begin Provided passage

Supreme Court nominee Brett Kavanaugh is shown during his Senate Judiciary Committee confirmation hearing in Washington on Sept. 6. (Andrew Harrer/Bloomberg)

Supreme Court nominee Brett Kavanaugh is shown during his Senate Judiciary Committee confirmation hearing in Washington on Sept. 6. (Andrew Harrer/Bloomberg)

Republicans brush aside Dems’ effort to delay Kavanaugh vote

Democrats pressed for more documents; Republicans say it’s too cumbersome to get them.

  • Seung Min Kim The Washington Post
  • Thursday, September 13, 2018 11:51am
  • Nation-World

By Lisa Mascaro / Associated Press

WASHINGTON — Republicans on the Senate Judiciary Committee brushed aside a flurry of Democratic attempts to delay the consideration of Supreme Court nominee Brett Kavanaugh on Thursday, sticking with a schedule that could see him confirmed by Oct. 1.

Democratic Sen. Richard Blumenthal of Connecticut protested as soon as the hearing gaveled opened Thursday. He says the nomination will be “tainted” and “stained” by the unusual process for vetting the nominee.

“We lack the time. We lack the documents.” He called it a “badly broken process.”

end Provided passage
begin Material provided

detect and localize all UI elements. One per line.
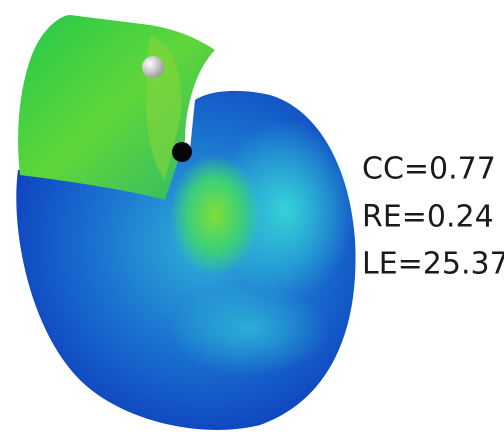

end Material provided

=== Written task ===
According to the article on the Kavanaugh vote, by what date could the Republicans' schedule see him confirmed?

=== Result below ===
By Oct. 1.